AIM:
Using the records below, locate all lines containing "color" and return them.
>> start INPUT DATA
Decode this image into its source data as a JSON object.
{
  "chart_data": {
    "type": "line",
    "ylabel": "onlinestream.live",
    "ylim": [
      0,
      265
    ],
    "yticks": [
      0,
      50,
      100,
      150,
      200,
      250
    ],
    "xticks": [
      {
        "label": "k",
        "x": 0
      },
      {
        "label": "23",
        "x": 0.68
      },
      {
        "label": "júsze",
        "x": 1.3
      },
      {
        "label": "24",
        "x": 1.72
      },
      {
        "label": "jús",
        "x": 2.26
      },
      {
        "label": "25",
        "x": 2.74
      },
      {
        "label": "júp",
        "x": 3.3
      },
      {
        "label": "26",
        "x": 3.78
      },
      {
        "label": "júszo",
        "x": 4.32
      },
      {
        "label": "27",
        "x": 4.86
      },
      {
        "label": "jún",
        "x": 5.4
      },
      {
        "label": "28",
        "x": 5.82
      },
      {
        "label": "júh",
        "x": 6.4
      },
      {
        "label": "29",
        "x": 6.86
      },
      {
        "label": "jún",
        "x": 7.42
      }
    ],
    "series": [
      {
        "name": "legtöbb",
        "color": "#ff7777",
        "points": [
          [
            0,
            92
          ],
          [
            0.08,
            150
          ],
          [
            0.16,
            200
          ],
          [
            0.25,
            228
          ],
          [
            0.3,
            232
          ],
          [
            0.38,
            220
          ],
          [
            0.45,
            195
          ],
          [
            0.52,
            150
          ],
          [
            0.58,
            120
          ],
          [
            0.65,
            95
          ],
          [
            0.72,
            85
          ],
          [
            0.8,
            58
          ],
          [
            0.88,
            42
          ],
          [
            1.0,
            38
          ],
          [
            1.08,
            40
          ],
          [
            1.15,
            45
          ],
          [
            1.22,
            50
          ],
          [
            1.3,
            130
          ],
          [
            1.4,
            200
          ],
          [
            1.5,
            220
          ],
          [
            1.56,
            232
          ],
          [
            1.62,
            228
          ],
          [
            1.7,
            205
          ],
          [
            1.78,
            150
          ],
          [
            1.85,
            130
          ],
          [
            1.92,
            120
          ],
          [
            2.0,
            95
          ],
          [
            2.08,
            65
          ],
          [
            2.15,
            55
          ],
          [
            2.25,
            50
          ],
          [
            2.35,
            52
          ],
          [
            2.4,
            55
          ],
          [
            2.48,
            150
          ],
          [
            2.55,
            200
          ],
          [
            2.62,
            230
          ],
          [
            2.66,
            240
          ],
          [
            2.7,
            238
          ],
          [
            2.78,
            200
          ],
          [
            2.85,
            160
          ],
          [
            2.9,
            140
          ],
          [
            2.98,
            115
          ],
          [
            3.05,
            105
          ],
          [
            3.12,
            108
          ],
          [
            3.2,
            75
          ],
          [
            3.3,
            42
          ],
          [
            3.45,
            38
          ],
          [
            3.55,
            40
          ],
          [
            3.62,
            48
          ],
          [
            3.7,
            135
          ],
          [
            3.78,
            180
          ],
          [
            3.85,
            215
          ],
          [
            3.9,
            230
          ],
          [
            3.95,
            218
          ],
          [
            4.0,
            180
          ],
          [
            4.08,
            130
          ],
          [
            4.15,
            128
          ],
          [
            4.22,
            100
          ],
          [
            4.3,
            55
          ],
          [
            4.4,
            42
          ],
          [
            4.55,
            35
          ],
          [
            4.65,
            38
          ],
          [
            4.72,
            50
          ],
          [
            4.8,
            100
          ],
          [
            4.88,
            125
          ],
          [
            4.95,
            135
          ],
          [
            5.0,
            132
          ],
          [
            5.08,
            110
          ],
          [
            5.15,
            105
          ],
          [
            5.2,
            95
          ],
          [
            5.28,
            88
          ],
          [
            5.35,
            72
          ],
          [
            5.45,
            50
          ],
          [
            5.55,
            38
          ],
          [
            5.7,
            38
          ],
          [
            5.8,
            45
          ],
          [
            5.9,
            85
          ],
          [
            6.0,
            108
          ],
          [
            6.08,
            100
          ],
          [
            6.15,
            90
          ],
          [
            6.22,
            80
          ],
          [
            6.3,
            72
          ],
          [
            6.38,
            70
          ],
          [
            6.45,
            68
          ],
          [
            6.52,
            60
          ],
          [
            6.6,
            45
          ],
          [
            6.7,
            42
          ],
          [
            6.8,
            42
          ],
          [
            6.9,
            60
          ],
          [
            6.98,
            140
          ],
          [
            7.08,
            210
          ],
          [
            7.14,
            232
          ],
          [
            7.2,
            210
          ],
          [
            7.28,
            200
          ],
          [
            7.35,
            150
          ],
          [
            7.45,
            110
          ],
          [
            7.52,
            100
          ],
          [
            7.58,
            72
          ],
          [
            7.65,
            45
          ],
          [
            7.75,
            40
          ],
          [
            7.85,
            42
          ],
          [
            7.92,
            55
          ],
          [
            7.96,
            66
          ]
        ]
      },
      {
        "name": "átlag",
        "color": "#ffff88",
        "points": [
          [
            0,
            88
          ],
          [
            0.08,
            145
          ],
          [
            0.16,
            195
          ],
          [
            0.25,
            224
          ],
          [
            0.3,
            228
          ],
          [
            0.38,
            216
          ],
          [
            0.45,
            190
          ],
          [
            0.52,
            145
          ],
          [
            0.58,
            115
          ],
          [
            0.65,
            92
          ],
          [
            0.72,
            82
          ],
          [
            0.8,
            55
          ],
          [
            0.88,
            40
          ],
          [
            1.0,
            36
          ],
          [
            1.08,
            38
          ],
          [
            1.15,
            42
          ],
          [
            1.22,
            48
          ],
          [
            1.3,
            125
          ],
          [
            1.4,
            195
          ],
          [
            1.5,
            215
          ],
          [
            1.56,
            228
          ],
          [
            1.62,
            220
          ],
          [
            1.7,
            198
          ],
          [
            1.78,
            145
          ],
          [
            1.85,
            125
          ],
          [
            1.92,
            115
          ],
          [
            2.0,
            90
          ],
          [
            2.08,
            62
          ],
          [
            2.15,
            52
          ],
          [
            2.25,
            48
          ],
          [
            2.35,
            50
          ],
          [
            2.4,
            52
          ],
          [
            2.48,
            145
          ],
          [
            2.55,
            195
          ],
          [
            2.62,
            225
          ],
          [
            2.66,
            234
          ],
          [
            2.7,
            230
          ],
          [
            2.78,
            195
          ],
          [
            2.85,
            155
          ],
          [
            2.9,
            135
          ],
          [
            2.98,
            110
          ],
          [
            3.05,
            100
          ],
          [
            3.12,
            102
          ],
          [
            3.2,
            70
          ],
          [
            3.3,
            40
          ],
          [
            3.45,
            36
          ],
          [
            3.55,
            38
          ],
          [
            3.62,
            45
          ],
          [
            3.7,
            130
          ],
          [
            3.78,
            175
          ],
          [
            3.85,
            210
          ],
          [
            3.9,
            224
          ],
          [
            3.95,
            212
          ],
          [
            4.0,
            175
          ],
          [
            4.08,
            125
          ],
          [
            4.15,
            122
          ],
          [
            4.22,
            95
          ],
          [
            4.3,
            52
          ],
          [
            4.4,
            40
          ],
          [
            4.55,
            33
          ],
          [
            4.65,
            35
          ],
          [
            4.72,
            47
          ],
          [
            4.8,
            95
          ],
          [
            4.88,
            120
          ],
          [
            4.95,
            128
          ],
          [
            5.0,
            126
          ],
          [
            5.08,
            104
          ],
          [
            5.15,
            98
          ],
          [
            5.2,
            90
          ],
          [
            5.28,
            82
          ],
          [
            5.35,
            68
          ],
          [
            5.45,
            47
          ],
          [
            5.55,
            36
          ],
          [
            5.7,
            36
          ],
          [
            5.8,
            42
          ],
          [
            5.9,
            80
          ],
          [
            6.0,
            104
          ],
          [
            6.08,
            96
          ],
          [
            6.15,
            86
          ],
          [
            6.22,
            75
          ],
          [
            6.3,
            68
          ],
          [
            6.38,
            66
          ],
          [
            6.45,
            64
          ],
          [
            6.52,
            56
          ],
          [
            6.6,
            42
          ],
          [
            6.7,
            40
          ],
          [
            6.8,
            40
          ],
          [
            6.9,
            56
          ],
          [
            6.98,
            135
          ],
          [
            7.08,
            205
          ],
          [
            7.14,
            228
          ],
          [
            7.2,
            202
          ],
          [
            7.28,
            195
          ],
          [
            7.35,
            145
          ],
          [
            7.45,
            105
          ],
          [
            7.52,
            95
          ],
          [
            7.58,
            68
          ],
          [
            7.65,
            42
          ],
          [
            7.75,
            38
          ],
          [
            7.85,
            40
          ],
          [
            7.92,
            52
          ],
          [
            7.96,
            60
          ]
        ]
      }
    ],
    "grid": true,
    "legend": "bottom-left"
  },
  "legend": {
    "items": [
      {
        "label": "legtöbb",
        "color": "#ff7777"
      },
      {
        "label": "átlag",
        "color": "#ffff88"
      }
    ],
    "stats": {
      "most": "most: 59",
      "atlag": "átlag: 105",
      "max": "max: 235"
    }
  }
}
>> end INPUT DATA
ANSWER TO THE PROBLEM:
        "color": "#ff7777",
        "color": "#ffff88",
        "color": "#ff7777"
        "color": "#ffff88"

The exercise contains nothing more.